*Extracted text*.

## Neural Language Models
Status of Notebook: Work in Progress

Reference: https://www.jmlr.org/papers/volume3/bengio03a/bengio03a.pdf

Dynet Version: https://github.com/neubig/nn4nlp-code/blob/master/02-lm/nn-lm.py

In [3]:
import torch
import random
import torch
import torch.nn as nn
import math
import time
import numpy as np

### Download the Data

In [6]:
# uncomment to download the datasets
#!wget https://raw.githubusercontent.com/neubig/nn4nlp-code/master/data/ptb/test.txt
#!wget https://raw.githubusercontent.com/neubig/nn4nlp-code/master/data/ptb/train.txt
#!wget https://raw.githubusercontent.com/neubig/nn4nlp-code/master/data/ptb/valid.txt

### Process the Data

In [4]:
# function to read in data, process each line and split columns by " ||| "
def read_data(filename):
    data = []
    with open(filename, "r") as f:
        for line in f:
            line = line.strip().split(" ")
            data.append(line)
    return data

# read the data
train_data = read_data('data/ptb/train.txt')
val_data = read_data('data/ptb/valid.txt')

# creating the word and tag indices and special tokens
word_to_index = {}
index_to_word = {}
word_to_index["<s>"] = len(word_to_index)
index_to_word[len(word_to_index)-1] = "<s>"
word_to_index["<unk>"] = len(word_to_index) # add <UNK> to dictionary
index_to_word[len(word_to_index)-1] = "<unk>"

# create word to index dictionary and tag to index dictionary from data
def create_dict(data, check_unk=False):
    for line in data:
        for word in line:
            if check_unk == False:
                if word not in word_to_index:
                    word_to_index[word] = len(word_to_index)
                    index_to_word[len(word_to_index)-1] = word
            
            # has no effect because data already comes with <unk>
            # should work with data without <unk> already processed
            else: 
                if word not in word_to_index:
                    word_to_index[word] = word_to_index["<unk>"]
                    index_to_word[len(word_to_index)-1] = word

create_dict(train_data)

*Supplied entries*.
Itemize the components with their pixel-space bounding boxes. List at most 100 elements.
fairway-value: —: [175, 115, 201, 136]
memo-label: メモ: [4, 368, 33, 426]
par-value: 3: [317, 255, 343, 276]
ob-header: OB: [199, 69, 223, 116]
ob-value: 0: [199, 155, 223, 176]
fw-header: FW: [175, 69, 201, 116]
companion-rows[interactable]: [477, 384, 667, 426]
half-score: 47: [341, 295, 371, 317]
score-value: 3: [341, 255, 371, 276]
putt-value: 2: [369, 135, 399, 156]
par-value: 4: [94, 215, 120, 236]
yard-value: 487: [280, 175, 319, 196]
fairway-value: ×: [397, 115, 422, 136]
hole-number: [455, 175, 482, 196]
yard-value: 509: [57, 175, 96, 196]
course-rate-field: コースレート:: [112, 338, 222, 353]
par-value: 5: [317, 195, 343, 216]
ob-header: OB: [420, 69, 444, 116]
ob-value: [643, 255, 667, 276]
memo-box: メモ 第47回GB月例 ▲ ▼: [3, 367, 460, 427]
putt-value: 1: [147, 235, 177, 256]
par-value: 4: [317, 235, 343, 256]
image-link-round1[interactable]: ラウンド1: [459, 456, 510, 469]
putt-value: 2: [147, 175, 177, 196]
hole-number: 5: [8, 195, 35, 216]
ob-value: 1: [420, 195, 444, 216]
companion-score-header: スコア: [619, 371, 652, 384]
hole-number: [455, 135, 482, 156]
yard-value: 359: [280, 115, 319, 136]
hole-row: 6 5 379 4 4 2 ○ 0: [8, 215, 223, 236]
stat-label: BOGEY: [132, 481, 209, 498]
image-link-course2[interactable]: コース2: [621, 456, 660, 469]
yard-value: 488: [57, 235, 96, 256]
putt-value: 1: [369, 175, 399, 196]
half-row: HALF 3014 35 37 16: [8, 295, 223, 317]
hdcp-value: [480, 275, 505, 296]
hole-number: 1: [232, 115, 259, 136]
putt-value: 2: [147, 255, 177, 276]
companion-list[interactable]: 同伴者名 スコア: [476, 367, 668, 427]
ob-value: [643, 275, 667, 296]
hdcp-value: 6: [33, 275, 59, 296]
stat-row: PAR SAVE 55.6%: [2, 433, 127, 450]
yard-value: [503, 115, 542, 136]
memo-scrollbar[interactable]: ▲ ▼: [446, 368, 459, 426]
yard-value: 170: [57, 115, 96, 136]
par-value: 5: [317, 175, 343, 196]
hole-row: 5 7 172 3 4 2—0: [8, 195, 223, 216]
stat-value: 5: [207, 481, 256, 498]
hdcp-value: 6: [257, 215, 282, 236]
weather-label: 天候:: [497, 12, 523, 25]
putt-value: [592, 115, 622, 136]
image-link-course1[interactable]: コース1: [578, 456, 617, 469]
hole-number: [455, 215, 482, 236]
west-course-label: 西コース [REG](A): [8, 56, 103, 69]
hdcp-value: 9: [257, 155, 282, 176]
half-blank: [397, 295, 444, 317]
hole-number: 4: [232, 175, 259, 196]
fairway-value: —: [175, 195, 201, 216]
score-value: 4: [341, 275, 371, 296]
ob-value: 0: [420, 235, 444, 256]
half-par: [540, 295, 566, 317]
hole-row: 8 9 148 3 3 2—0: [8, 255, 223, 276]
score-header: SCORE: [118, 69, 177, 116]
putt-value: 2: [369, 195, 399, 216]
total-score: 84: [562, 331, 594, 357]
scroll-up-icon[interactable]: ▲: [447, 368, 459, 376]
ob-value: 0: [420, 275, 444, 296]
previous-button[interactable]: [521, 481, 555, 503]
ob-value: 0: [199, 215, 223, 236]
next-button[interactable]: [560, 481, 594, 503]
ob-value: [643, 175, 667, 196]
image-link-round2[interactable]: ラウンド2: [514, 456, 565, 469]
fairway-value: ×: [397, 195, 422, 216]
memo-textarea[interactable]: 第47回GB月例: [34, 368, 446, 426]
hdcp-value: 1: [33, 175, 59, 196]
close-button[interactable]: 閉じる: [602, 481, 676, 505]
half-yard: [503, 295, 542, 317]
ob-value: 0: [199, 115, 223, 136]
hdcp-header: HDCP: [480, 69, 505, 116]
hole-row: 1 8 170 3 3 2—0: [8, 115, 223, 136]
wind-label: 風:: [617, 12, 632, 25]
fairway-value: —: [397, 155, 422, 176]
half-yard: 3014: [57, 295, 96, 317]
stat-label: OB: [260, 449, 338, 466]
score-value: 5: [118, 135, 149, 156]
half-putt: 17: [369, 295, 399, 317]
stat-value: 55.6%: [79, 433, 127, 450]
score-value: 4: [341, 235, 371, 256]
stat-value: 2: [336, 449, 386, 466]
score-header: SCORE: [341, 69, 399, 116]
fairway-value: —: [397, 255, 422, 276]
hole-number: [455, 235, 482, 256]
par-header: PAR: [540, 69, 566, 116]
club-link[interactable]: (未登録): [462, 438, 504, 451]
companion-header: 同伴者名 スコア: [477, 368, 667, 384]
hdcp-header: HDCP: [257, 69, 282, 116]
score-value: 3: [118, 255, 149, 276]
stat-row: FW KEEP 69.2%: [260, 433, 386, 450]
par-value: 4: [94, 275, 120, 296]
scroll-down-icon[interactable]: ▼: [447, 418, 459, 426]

*Tasks to complete*.
1 - Please retype everything in the neural language models notebook from "# create word" down to "word_to_index[word] = len(word_to_index)".
2 - What status does the neural language models notebook give itself?

*Answers below*.
1 -
# create word to index dictionary and tag to index dictionary from data
def create_dict(data, check_unk=False):
    for line in data:
        for word in line:
            if check_unk == False:
                if word not in word_to_index:
                    word_to_index[word] = len(word_to_index)

2 - Work in Progress.